Skip the pictures. Repeat everything else in the records word for word.

(Records excerpted from a collection)
▼

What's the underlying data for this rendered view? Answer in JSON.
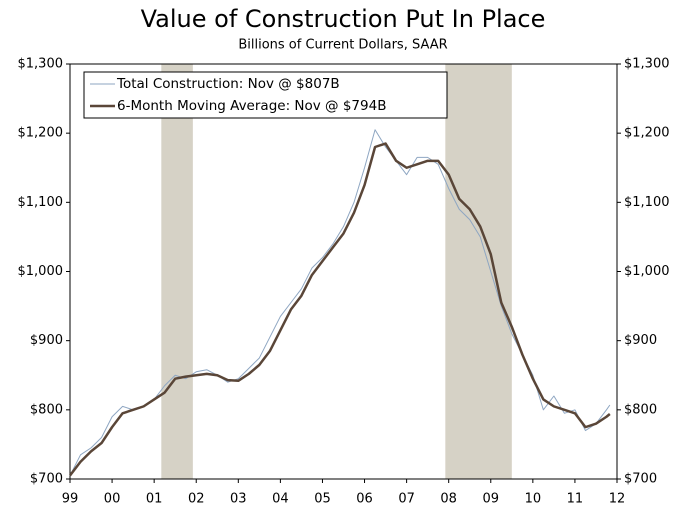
{
  "chart_data": {
    "type": "line",
    "title": "Value of Construction Put In Place",
    "subtitle": "Billions of Current Dollars, SAAR",
    "xlim": [
      1999,
      2012
    ],
    "xticks": [
      {
        "value": 1999,
        "label": "99"
      },
      {
        "value": 2000,
        "label": "00"
      },
      {
        "value": 2001,
        "label": "01"
      },
      {
        "value": 2002,
        "label": "02"
      },
      {
        "value": 2003,
        "label": "03"
      },
      {
        "value": 2004,
        "label": "04"
      },
      {
        "value": 2005,
        "label": "05"
      },
      {
        "value": 2006,
        "label": "06"
      },
      {
        "value": 2007,
        "label": "07"
      },
      {
        "value": 2008,
        "label": "08"
      },
      {
        "value": 2009,
        "label": "09"
      },
      {
        "value": 2010,
        "label": "10"
      },
      {
        "value": 2011,
        "label": "11"
      },
      {
        "value": 2012,
        "label": "12"
      }
    ],
    "ylim": [
      700,
      1300
    ],
    "yticks": [
      {
        "value": 700,
        "label": "$700"
      },
      {
        "value": 800,
        "label": "$800"
      },
      {
        "value": 900,
        "label": "$900"
      },
      {
        "value": 1000,
        "label": "$1,000"
      },
      {
        "value": 1100,
        "label": "$1,100"
      },
      {
        "value": 1200,
        "label": "$1,200"
      },
      {
        "value": 1300,
        "label": "$1,300"
      }
    ],
    "y2lim": [
      700,
      1300
    ],
    "y2ticks": [
      {
        "value": 700,
        "label": "$700"
      },
      {
        "value": 800,
        "label": "$800"
      },
      {
        "value": 900,
        "label": "$900"
      },
      {
        "value": 1000,
        "label": "$1,000"
      },
      {
        "value": 1100,
        "label": "$1,100"
      },
      {
        "value": 1200,
        "label": "$1,200"
      },
      {
        "value": 1300,
        "label": "$1,300"
      }
    ],
    "recessions": [
      [
        2001.17,
        2001.92
      ],
      [
        2007.92,
        2009.5
      ]
    ],
    "recession_color": "#d6d2c6",
    "x": [
      1999,
      1999.25,
      1999.5,
      1999.75,
      2000,
      2000.25,
      2000.5,
      2000.75,
      2001,
      2001.25,
      2001.5,
      2001.75,
      2002,
      2002.25,
      2002.5,
      2002.75,
      2003,
      2003.25,
      2003.5,
      2003.75,
      2004,
      2004.25,
      2004.5,
      2004.75,
      2005,
      2005.25,
      2005.5,
      2005.75,
      2006,
      2006.25,
      2006.5,
      2006.75,
      2007,
      2007.25,
      2007.5,
      2007.75,
      2008,
      2008.25,
      2008.5,
      2008.75,
      2009,
      2009.25,
      2009.5,
      2009.75,
      2010,
      2010.25,
      2010.5,
      2010.75,
      2011,
      2011.25,
      2011.5,
      2011.75,
      2011.83
    ],
    "series": [
      {
        "name": "Total Construction:  Nov @ $807B",
        "color": "#8ea6c2",
        "width": 1,
        "values": [
          705,
          735,
          745,
          760,
          790,
          805,
          800,
          805,
          815,
          835,
          850,
          845,
          855,
          858,
          850,
          840,
          845,
          860,
          875,
          905,
          935,
          955,
          975,
          1005,
          1020,
          1040,
          1065,
          1100,
          1150,
          1205,
          1180,
          1160,
          1140,
          1165,
          1165,
          1155,
          1120,
          1090,
          1075,
          1050,
          1000,
          950,
          910,
          880,
          850,
          800,
          820,
          795,
          800,
          770,
          780,
          800,
          807
        ]
      },
      {
        "name": "6-Month Moving Average:  Nov @ $794B",
        "color": "#5a4638",
        "width": 2.5,
        "values": [
          705,
          725,
          740,
          752,
          775,
          795,
          800,
          805,
          815,
          825,
          845,
          848,
          850,
          852,
          850,
          843,
          842,
          852,
          865,
          885,
          915,
          945,
          965,
          995,
          1015,
          1035,
          1055,
          1085,
          1125,
          1180,
          1185,
          1160,
          1150,
          1155,
          1160,
          1160,
          1140,
          1105,
          1090,
          1065,
          1025,
          955,
          920,
          880,
          845,
          815,
          805,
          800,
          795,
          775,
          780,
          790,
          794
        ]
      }
    ]
  }
}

▲

» **EXERCISE RESPONSE**
What's the underlying data for this rendered view? Answer in JSON.
{
  "chart_data": {
    "type": "line",
    "title": "Value of Construction Put In Place",
    "subtitle": "Billions of Current Dollars, SAAR",
    "xlim": [
      1999,
      2012
    ],
    "xticks": [
      {
        "value": 1999,
        "label": "99"
      },
      {
        "value": 2000,
        "label": "00"
      },
      {
        "value": 2001,
        "label": "01"
      },
      {
        "value": 2002,
        "label": "02"
      },
      {
        "value": 2003,
        "label": "03"
      },
      {
        "value": 2004,
        "label": "04"
      },
      {
        "value": 2005,
        "label": "05"
      },
      {
        "value": 2006,
        "label": "06"
      },
      {
        "value": 2007,
        "label": "07"
      },
      {
        "value": 2008,
        "label": "08"
      },
      {
        "value": 2009,
        "label": "09"
      },
      {
        "value": 2010,
        "label": "10"
      },
      {
        "value": 2011,
        "label": "11"
      },
      {
        "value": 2012,
        "label": "12"
      }
    ],
    "ylim": [
      700,
      1300
    ],
    "yticks": [
      {
        "value": 700,
        "label": "$700"
      },
      {
        "value": 800,
        "label": "$800"
      },
      {
        "value": 900,
        "label": "$900"
      },
      {
        "value": 1000,
        "label": "$1,000"
      },
      {
        "value": 1100,
        "label": "$1,100"
      },
      {
        "value": 1200,
        "label": "$1,200"
      },
      {
        "value": 1300,
        "label": "$1,300"
      }
    ],
    "y2lim": [
      700,
      1300
    ],
    "y2ticks": [
      {
        "value": 700,
        "label": "$700"
      },
      {
        "value": 800,
        "label": "$800"
      },
      {
        "value": 900,
        "label": "$900"
      },
      {
        "value": 1000,
        "label": "$1,000"
      },
      {
        "value": 1100,
        "label": "$1,100"
      },
      {
        "value": 1200,
        "label": "$1,200"
      },
      {
        "value": 1300,
        "label": "$1,300"
      }
    ],
    "recessions": [
      [
        2001.17,
        2001.92
      ],
      [
        2007.92,
        2009.5
      ]
    ],
    "recession_color": "#d6d2c6",
    "x": [
      1999,
      1999.25,
      1999.5,
      1999.75,
      2000,
      2000.25,
      2000.5,
      2000.75,
      2001,
      2001.25,
      2001.5,
      2001.75,
      2002,
      2002.25,
      2002.5,
      2002.75,
      2003,
      2003.25,
      2003.5,
      2003.75,
      2004,
      2004.25,
      2004.5,
      2004.75,
      2005,
      2005.25,
      2005.5,
      2005.75,
      2006,
      2006.25,
      2006.5,
      2006.75,
      2007,
      2007.25,
      2007.5,
      2007.75,
      2008,
      2008.25,
      2008.5,
      2008.75,
      2009,
      2009.25,
      2009.5,
      2009.75,
      2010,
      2010.25,
      2010.5,
      2010.75,
      2011,
      2011.25,
      2011.5,
      2011.75,
      2011.83
    ],
    "series": [
      {
        "name": "Total Construction:  Nov @ $807B",
        "color": "#8ea6c2",
        "width": 1,
        "values": [
          705,
          735,
          745,
          760,
          790,
          805,
          800,
          805,
          815,
          835,
          850,
          845,
          855,
          858,
          850,
          840,
          845,
          860,
          875,
          905,
          935,
          955,
          975,
          1005,
          1020,
          1040,
          1065,
          1100,
          1150,
          1205,
          1180,
          1160,
          1140,
          1165,
          1165,
          1155,
          1120,
          1090,
          1075,
          1050,
          1000,
          950,
          910,
          880,
          850,
          800,
          820,
          795,
          800,
          770,
          780,
          800,
          807
        ]
      },
      {
        "name": "6-Month Moving Average:  Nov @ $794B",
        "color": "#5a4638",
        "width": 2.5,
        "values": [
          705,
          725,
          740,
          752,
          775,
          795,
          800,
          805,
          815,
          825,
          845,
          848,
          850,
          852,
          850,
          843,
          842,
          852,
          865,
          885,
          915,
          945,
          965,
          995,
          1015,
          1035,
          1055,
          1085,
          1125,
          1180,
          1185,
          1160,
          1150,
          1155,
          1160,
          1160,
          1140,
          1105,
          1090,
          1065,
          1025,
          955,
          920,
          880,
          845,
          815,
          805,
          800,
          795,
          775,
          780,
          790,
          794
        ]
      }
    ]
  }
}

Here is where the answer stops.